• **Source document**
Basia: So, what do you think happened to Chris out there? 

Goran: I think he was unlucky. It was bad luck. He was too young. I don’t know if I, I believe he didn’t follow much of the ground. He didn’t take enough cover, but sometimes even if you do all of these things, this can happen. This is what we do. All of us are in a business of death. We go somewhere to do these stories. So, I’m not surprised, this can happen.

Basia, narrating: Part of Goran’s reluctance to speak to me is because he thinks this story has become warped by questions of whether Chris was killed deliberately. Journalists are killed all the time, he says. It’s part of the job.  

Goran: If you are with a group, you are a target. And that’s how it is.

Basia, narrating: He’s no stranger to the wastage of war. He’s seen colleagues killed, and he’s been shot himself. 

Basia: So, it’s not unusual? 

Goran: Who play with the fire, burns fingers sometimes, you know, but that’s what we do. That’s how it is. You know, you wanna do this job or not it’s, there is always some risk. 

Basia: Did you see any of yourself when you were younger? 

Goran: Yeah. I was much worse than Chris in his age. No one could stop me. I didn’t listen to anyone. I would just fucking go where is the fight. And I don’t know why, young blood, you know, start boiling and you wanna do pictures that you want to see and have people like this. I feel, I really feel sorry for that boy really. I mean that.

Basia, narrating: Chris didn’t live long enough to perhaps learn to control his excitement or temper his adrenaline, he hadn’t reported in enough wars to build up the intuition that could tell Goran to hang back. But he was trying to learn. Failing sometimes, yes. But as Goran was telling me luck is slippery. And if war is ruled by the dynamic of chaos, then sometimes the reckless survive, and the experienced die. After Chris’s death, Goran says it was clear they were in danger. They needed to get to safety.  

Basia: Did you have an exit strategy? 

Goran: Yeah. Run away in a bush. What else to do?

• **Records shown**

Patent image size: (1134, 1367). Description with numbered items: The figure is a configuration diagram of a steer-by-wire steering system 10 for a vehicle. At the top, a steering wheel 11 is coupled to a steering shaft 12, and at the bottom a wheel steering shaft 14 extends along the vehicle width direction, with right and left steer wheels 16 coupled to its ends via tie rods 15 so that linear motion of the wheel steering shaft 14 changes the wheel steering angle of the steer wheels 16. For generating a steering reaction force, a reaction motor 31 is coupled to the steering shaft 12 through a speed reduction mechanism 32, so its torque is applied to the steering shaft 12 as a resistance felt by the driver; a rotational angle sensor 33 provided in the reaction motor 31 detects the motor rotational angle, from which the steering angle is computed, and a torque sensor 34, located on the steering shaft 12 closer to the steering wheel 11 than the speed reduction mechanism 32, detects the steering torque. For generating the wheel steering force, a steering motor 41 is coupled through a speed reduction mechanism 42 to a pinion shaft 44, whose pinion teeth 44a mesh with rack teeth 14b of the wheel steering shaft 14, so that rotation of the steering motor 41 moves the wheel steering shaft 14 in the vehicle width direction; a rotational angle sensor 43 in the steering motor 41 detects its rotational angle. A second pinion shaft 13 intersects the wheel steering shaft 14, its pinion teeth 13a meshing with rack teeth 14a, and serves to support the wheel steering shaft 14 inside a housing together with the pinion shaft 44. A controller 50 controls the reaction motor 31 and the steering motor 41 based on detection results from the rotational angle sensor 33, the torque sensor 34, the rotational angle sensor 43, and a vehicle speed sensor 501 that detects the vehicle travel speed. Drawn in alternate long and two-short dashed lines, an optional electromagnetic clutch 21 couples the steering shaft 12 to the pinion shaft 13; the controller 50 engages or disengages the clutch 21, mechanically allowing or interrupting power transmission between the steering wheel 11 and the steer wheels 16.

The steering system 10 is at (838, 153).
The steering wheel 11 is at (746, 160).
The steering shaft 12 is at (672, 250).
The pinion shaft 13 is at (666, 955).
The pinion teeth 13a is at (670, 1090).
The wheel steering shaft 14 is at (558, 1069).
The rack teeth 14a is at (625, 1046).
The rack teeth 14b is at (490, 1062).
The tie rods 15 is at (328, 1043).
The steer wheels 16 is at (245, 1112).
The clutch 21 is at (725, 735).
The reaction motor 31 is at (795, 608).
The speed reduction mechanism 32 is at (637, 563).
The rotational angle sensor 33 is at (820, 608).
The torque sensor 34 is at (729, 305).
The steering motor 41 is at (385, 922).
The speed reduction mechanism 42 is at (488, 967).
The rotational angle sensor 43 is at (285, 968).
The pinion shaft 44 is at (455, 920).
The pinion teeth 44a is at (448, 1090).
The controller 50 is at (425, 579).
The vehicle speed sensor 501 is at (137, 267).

• **Given task A**
Answer these questions from the interview transcript:
(i) According to Goran, what kind of business are all of them in?
(ii) What has happened to Goran himself, according to the narration?
(iii) What does Goran give as the exit strategy?
• **Given task B**
Extract the passage of the interview transcript between "Basia, narrating: He’s" and "I mean that.", inclusive.
• **Given task C**
Write the next part of the interview transcript, starting after its final line.
The entries are not needed for what follows.

• **Task output A**
(i) A business of death.
(ii) He has been shot.
(iii) Run away in a bush.

• **Task output B**
Basia, narrating: He’s no stranger to the wastage of war. He’s seen colleagues killed, and he’s been shot himself. 

Basia: So, it’s not unusual? 

Goran: Who play with the fire, burns fingers sometimes, you know, but that’s what we do. That’s how it is. You know, you wanna do this job or not it’s, there is always some risk. 

Basia: Did you see any of yourself when you were younger? 

Goran: Yeah. I was much worse than Chris in his age. No one could stop me. I didn’t listen to anyone. I would just fucking go where is the fight. And I don’t know why, young blood, you know, start boiling and you wanna do pictures that you want to see and have people like this. I feel, I really feel sorry for that boy really. I mean that.

• **Task output C**
Basia, narrating: Listening to him speak, I wonder if Goran and his colleague Siegfried Modola, were perhaps winging it themselves. Operating spontaneously, and on intuition. Perhaps outside of what Reuters would be prepared to admit. Maybe that could explain what happened next. Because two years after Chris’s death, Joyce, his mum, emailed Reuters, the newsroom where both the journalists worked. The campaign for justice was kicking into gear, and she was hoping they might be able to send her any unpublished photographs of that day in Kaya, or of her son, anything that might help her understand the timeline of Chris’s final hours alive. But Reuters responded with a short email. They said they had considered her request, and quote “respectfully decline”. No word of condolence, no “we’re sorry for your loss.”

So, Joyce replied, upset. “We wanted to share that we were dismayed to receive such a formal, uncaring and unsympathetic email from one of the world’s leading news organisations in response to a request from the bereaved parents of a fellow reporter.”

 She received no response. A month later, she forwarded the exchange to the Reuters editor-in-chief, imploring him to help. He replied to say he’d look into it. Joyce waited more than a month again, and then chased him. In his final response, the editor offered his condolences and told her there weren’t any more images to show, beyond the ones that had been published. If you needed an example of the shutters coming down, an exchange to say, freelancers are not our responsibility well then, I think this is a good one. And other reporters could feel it in the air after Chris’s death. One told me: “I felt really sad at how everyone just kind of disowned him. As a freelancer as well, I felt really gutted that there’s a system that just washes its hands of you. And that no one was stepping up for his family.” When I contacted Reuters, they sent back a short statement. They said that they had “provided the help to Christopher Allen’s family that we were able to” and said they wished to “emphasise our enduring sadness over Chris’s tragic death and his family’s loss”. It is an uneasy relationship between freelancers and newsrooms, and it continues. Just months ago, in Ukraine, a filmmaker called Brent Renaud was killed in Irpin, outside Kyiv. He was a freelancer, but he had previously worked for the New York Times. 

News Report: He made documentaries for 20 years. During his career he won a Peabody award and 2 Columbia Dupont awards. Brent was 50 years old.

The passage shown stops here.